>> START
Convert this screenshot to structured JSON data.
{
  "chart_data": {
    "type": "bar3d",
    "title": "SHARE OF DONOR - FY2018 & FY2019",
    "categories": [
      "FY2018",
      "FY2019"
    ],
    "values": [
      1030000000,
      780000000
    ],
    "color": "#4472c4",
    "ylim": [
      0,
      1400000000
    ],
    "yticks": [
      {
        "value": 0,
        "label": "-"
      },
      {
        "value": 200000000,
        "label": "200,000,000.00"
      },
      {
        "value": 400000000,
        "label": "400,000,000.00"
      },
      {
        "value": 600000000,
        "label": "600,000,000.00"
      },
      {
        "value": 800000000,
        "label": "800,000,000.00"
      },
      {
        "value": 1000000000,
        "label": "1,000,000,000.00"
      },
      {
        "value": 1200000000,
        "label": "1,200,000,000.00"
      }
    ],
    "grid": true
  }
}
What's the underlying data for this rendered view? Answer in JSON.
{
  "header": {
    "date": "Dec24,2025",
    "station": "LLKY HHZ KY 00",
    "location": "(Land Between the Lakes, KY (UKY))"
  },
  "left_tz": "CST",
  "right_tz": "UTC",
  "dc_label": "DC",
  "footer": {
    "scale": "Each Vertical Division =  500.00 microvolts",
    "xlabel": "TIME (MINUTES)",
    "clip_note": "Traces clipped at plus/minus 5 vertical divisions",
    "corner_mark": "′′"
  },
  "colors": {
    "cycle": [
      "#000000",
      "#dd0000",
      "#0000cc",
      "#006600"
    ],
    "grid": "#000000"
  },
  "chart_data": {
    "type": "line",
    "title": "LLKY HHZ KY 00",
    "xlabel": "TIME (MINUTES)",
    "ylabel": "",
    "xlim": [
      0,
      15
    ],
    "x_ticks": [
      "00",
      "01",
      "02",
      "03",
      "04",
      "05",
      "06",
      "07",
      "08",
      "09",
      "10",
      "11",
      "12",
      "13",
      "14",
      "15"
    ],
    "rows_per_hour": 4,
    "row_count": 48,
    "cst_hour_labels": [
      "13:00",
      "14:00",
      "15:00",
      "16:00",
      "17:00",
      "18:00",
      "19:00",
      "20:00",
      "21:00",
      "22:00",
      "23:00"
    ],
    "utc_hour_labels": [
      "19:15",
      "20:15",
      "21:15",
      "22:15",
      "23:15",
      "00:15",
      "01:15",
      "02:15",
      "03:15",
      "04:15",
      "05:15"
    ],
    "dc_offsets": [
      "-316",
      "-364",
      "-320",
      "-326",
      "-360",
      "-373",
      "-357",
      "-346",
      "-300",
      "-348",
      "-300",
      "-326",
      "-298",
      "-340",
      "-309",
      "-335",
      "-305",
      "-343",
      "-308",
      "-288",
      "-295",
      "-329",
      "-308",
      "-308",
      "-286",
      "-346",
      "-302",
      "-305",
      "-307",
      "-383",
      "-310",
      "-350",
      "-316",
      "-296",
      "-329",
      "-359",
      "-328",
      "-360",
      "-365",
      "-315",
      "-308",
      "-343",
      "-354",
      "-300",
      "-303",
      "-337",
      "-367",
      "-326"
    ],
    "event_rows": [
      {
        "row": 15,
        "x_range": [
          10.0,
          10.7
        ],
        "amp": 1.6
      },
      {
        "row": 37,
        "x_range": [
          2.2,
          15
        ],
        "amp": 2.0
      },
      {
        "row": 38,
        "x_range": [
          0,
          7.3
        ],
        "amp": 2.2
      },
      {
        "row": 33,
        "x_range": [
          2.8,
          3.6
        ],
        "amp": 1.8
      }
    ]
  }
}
>> END
### Work required
In the entries above, identify every line with the word "this". Copy those lines.

### Full answer
Convert this screenshot to structured JSON data.
What's the underlying data for this rendered view? Answer in JSON.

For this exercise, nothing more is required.